◆ Problem ◆
In the records below, tally every line containing "رسالة". Report only the total.
— Start —
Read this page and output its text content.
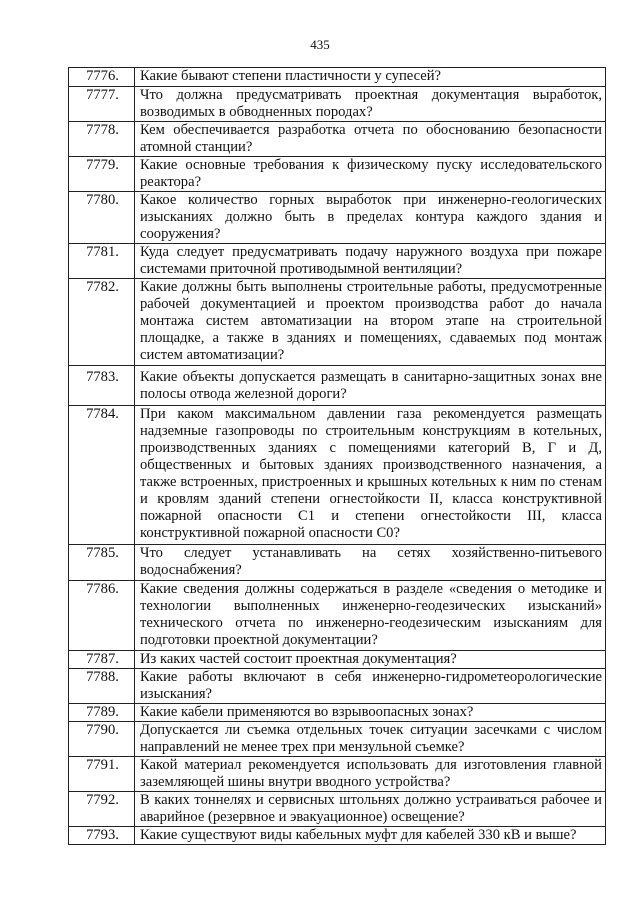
435
7776.	Какие бывают степени пластичности у супесей?
7777.	Что должна предусматривать проектная документация выработок, возводимых в обводненных породах?
7778.	Кем обеспечивается разработка отчета по обоснованию безопасности атомной станции?
7779.	Какие основные требования к физическому пуску исследовательского реактора?
7780.	Какое количество горных выработок при инженерно-геологических изысканиях должно быть в пределах контура каждого здания и сооружения?
7781.	Куда следует предусматривать подачу наружного воздуха при пожаре системами приточной противодымной вентиляции?
7782.	Какие должны быть выполнены строительные работы, предусмотренные рабочей документацией и проектом производства работ до начала монтажа систем автоматизации на втором этапе на строительной площадке, а также в зданиях и помещениях, сдаваемых под монтаж систем автоматизации?
7783.	Какие объекты допускается размещать в санитарно-защитных зонах вне полосы отвода железной дороги?
7784.	При каком максимальном давлении газа рекомендуется размещать надземные газопроводы по строительным конструкциям в котельных, производственных зданиях с помещениями категорий В, Г и Д, общественных и бытовых зданиях производственного назначения, а также встроенных, пристроенных и крышных котельных к ним по стенам и кровлям зданий степени огнестойкости II, класса конструктивной пожарной опасности С1 и степени огнестойкости III, класса конструктивной пожарной опасности С0?
7785.	Что следует устанавливать на сетях хозяйственно-питьевого водоснабжения?
7786.	Какие сведения должны содержаться в разделе «сведения о методике и технологии выполненных инженерно-геодезических изысканий» технического отчета по инженерно-геодезическим изысканиям для подготовки проектной документации?
7787.	Из каких частей состоит проектная документация?
7788.	Какие работы включают в себя инженерно-гидрометеорологические изыскания?
7789.	Какие кабели применяются во взрывоопасных зонах?
7790.	Допускается ли съемка отдельных точек ситуации засечками с числом направлений не менее трех при мензульной съемке?
7791.	Какой материал рекомендуется использовать для изготовления главной заземляющей шины внутри вводного устройства?
7792.	В каких тоннелях и сервисных штольнях должно устраиваться рабочее и аварийное (резервное и эвакуационное) освещение?
7793.	Какие существуют виды кабельных муфт для кабелей 330 кВ и выше?
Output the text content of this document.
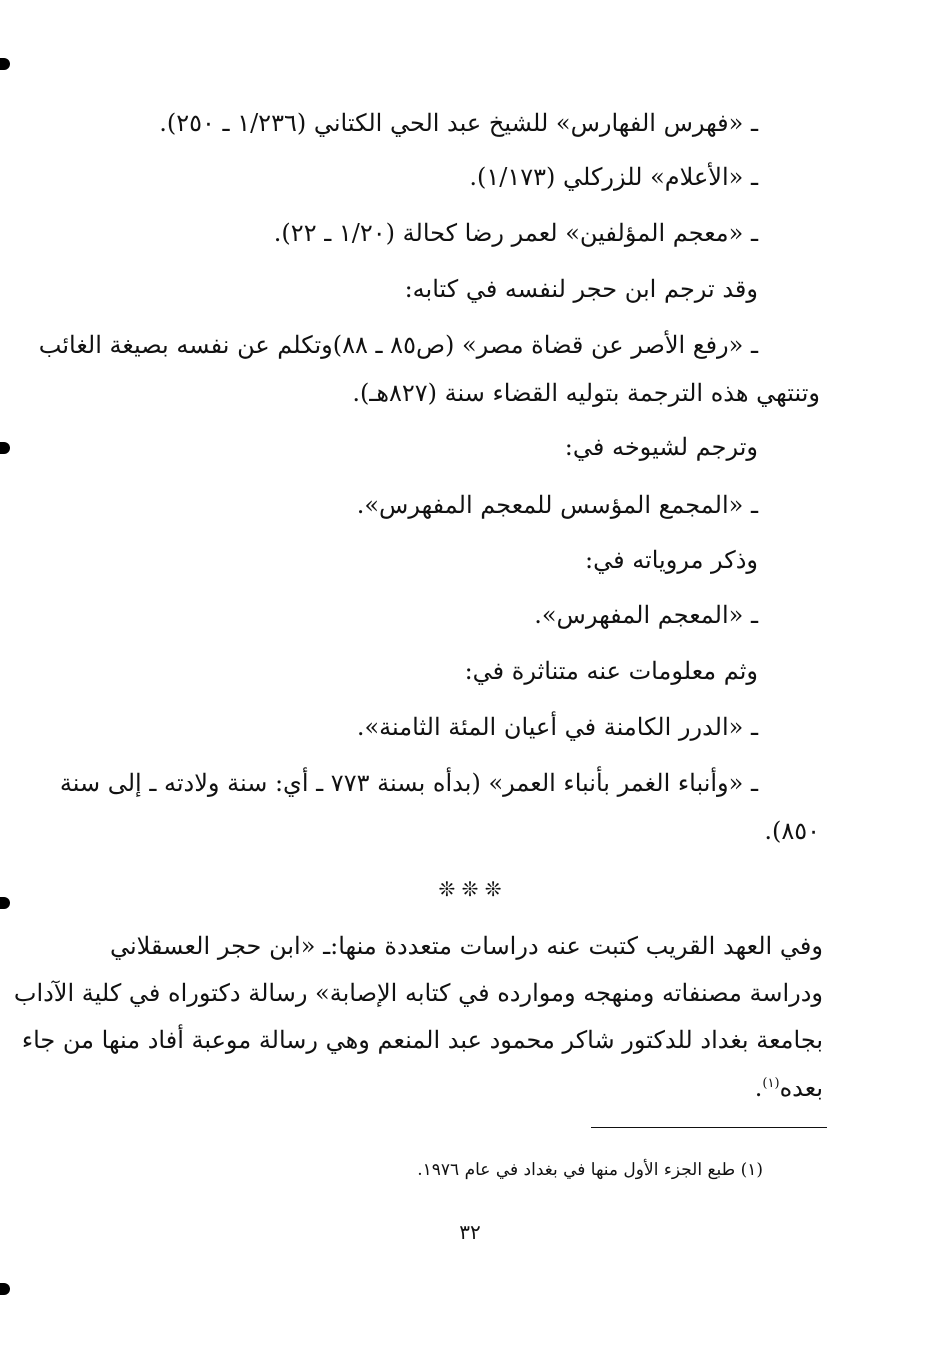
ـ «فهرس الفهارس» للشيخ عبد الحي الكتاني (١/٢٣٦ ـ ٢٥٠).
ـ «الأعلام» للزركلي (١/١٧٣).
ـ «معجم المؤلفين» لعمر رضا كحالة (١/٢٠ ـ ٢٢).
وقد ترجم ابن حجر لنفسه في كتابه:
ـ «رفع الأصر عن قضاة مصر» (ص٨٥ ـ ٨٨)وتكلم عن نفسه بصيغة الغائب
وتنتهي هذه الترجمة بتوليه القضاء سنة (٨٢٧هـ).
وترجم لشيوخه في:
ـ «المجمع المؤسس للمعجم المفهرس».
وذكر مروياته في:
ـ «المعجم المفهرس».
وثم معلومات عنه متناثرة في:
ـ «الدرر الكامنة في أعيان المئة الثامنة».
ـ «وأنباء الغمر بأنباء العمر» (بدأه بسنة ٧٧٣ ـ أي: سنة ولادته ـ إلى سنة
٨٥٠).
❊ ❊ ❊
وفي العهد القريب كتبت عنه دراسات متعددة منها:ـ «ابن حجر العسقلاني
ودراسة مصنفاته ومنهجه وموارده في كتابه الإصابة» رسالة دكتوراه في كلية الآداب
بجامعة بغداد للدكتور شاكر محمود عبد المنعم وهي رسالة موعبة أفاد منها من جاء
بعده$^{(١)}$.
(١) طبع الجزء الأول منها في بغداد في عام ١٩٧٦.
٣٢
— End —
◆ Output for this exercise ◆
2